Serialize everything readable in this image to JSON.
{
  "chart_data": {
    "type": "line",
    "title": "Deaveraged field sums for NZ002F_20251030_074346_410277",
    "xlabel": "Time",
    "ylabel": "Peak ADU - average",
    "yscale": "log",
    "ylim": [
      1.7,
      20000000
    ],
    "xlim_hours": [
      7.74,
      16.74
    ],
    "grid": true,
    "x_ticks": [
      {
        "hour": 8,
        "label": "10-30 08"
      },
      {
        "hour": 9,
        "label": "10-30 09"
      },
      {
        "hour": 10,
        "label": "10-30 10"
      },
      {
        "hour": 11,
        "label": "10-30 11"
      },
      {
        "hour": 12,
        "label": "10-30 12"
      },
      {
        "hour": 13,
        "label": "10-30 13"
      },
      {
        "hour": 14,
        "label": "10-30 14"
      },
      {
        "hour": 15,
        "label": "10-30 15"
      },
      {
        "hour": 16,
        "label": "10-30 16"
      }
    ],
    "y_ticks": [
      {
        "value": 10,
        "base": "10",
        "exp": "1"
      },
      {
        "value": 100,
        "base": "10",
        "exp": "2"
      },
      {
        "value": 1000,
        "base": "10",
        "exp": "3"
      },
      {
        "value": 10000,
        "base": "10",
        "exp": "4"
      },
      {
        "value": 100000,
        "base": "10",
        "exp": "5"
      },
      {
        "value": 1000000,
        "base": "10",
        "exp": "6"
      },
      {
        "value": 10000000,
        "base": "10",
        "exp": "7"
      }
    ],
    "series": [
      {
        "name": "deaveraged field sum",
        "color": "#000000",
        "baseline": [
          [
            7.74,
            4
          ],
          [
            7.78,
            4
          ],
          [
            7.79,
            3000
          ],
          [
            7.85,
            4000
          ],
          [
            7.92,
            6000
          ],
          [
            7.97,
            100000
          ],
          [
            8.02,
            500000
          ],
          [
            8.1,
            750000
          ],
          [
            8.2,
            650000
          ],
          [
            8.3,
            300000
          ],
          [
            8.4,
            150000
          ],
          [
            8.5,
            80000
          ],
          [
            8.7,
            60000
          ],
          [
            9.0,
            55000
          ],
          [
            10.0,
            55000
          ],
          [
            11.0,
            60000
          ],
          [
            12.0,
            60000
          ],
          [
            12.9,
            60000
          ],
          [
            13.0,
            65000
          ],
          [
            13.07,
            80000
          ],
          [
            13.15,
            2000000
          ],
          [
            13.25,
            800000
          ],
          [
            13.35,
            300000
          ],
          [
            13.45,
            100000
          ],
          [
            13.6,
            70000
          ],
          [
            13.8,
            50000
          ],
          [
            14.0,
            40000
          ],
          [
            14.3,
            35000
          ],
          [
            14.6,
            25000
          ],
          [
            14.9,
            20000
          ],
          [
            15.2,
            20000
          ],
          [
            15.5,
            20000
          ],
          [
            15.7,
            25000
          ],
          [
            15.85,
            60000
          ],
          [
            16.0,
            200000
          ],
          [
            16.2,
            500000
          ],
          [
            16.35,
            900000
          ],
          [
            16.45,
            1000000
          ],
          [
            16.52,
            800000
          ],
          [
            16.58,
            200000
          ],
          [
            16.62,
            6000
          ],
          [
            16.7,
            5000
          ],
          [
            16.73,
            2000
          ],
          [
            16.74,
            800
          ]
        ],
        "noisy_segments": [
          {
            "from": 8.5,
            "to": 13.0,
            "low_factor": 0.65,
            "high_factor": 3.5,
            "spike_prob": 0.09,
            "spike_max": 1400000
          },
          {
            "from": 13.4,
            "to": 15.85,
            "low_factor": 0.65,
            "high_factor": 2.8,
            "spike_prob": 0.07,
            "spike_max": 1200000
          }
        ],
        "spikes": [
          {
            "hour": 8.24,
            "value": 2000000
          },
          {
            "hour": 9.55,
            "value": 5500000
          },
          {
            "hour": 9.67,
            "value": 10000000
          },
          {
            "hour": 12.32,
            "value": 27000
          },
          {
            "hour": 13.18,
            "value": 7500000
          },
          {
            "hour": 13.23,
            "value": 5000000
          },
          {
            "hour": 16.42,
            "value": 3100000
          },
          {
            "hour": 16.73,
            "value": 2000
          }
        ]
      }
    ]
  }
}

DESCRIPTION OF THE TASK -> Extract each record, keeping it identical to the original.

EXPECTED OUTPUT ->
Serialize everything readable in this image to JSON.
{
  "chart_data": {
    "type": "line",
    "title": "Deaveraged field sums for NZ002F_20251030_074346_410277",
    "xlabel": "Time",
    "ylabel": "Peak ADU - average",
    "yscale": "log",
    "ylim": [
      1.7,
      20000000
    ],
    "xlim_hours": [
      7.74,
      16.74
    ],
    "grid": true,
    "x_ticks": [
      {
        "hour": 8,
        "label": "10-30 08"
      },
      {
        "hour": 9,
        "label": "10-30 09"
      },
      {
        "hour": 10,
        "label": "10-30 10"
      },
      {
        "hour": 11,
        "label": "10-30 11"
      },
      {
        "hour": 12,
        "label": "10-30 12"
      },
      {
        "hour": 13,
        "label": "10-30 13"
      },
      {
        "hour": 14,
        "label": "10-30 14"
      },
      {
        "hour": 15,
        "label": "10-30 15"
      },
      {
        "hour": 16,
        "label": "10-30 16"
      }
    ],
    "y_ticks": [
      {
        "value": 10,
        "base": "10",
        "exp": "1"
      },
      {
        "value": 100,
        "base": "10",
        "exp": "2"
      },
      {
        "value": 1000,
        "base": "10",
        "exp": "3"
      },
      {
        "value": 10000,
        "base": "10",
        "exp": "4"
      },
      {
        "value": 100000,
        "base": "10",
        "exp": "5"
      },
      {
        "value": 1000000,
        "base": "10",
        "exp": "6"
      },
      {
        "value": 10000000,
        "base": "10",
        "exp": "7"
      }
    ],
    "series": [
      {
        "name": "deaveraged field sum",
        "color": "#000000",
        "baseline": [
          [
            7.74,
            4
          ],
          [
            7.78,
            4
          ],
          [
            7.79,
            3000
          ],
          [
            7.85,
            4000
          ],
          [
            7.92,
            6000
          ],
          [
            7.97,
            100000
          ],
          [
            8.02,
            500000
          ],
          [
            8.1,
            750000
          ],
          [
            8.2,
            650000
          ],
          [
            8.3,
            300000
          ],
          [
            8.4,
            150000
          ],
          [
            8.5,
            80000
          ],
          [
            8.7,
            60000
          ],
          [
            9.0,
            55000
          ],
          [
            10.0,
            55000
          ],
          [
            11.0,
            60000
          ],
          [
            12.0,
            60000
          ],
          [
            12.9,
            60000
          ],
          [
            13.0,
            65000
          ],
          [
            13.07,
            80000
          ],
          [
            13.15,
            2000000
          ],
          [
            13.25,
            800000
          ],
          [
            13.35,
            300000
          ],
          [
            13.45,
            100000
          ],
          [
            13.6,
            70000
          ],
          [
            13.8,
            50000
          ],
          [
            14.0,
            40000
          ],
          [
            14.3,
            35000
          ],
          [
            14.6,
            25000
          ],
          [
            14.9,
            20000
          ],
          [
            15.2,
            20000
          ],
          [
            15.5,
            20000
          ],
          [
            15.7,
            25000
          ],
          [
            15.85,
            60000
          ],
          [
            16.0,
            200000
          ],
          [
            16.2,
            500000
          ],
          [
            16.35,
            900000
          ],
          [
            16.45,
            1000000
          ],
          [
            16.52,
            800000
          ],
          [
            16.58,
            200000
          ],
          [
            16.62,
            6000
          ],
          [
            16.7,
            5000
          ],
          [
            16.73,
            2000
          ],
          [
            16.74,
            800
          ]
        ],
        "noisy_segments": [
          {
            "from": 8.5,
            "to": 13.0,
            "low_factor": 0.65,
            "high_factor": 3.5,
            "spike_prob": 0.09,
            "spike_max": 1400000
          },
          {
            "from": 13.4,
            "to": 15.85,
            "low_factor": 0.65,
            "high_factor": 2.8,
            "spike_prob": 0.07,
            "spike_max": 1200000
          }
        ],
        "spikes": [
          {
            "hour": 8.24,
            "value": 2000000
          },
          {
            "hour": 9.55,
            "value": 5500000
          },
          {
            "hour": 9.67,
            "value": 10000000
          },
          {
            "hour": 12.32,
            "value": 27000
          },
          {
            "hour": 13.18,
            "value": 7500000
          },
          {
            "hour": 13.23,
            "value": 5000000
          },
          {
            "hour": 16.42,
            "value": 3100000
          },
          {
            "hour": 16.73,
            "value": 2000
          }
        ]
      }
    ]
  }
}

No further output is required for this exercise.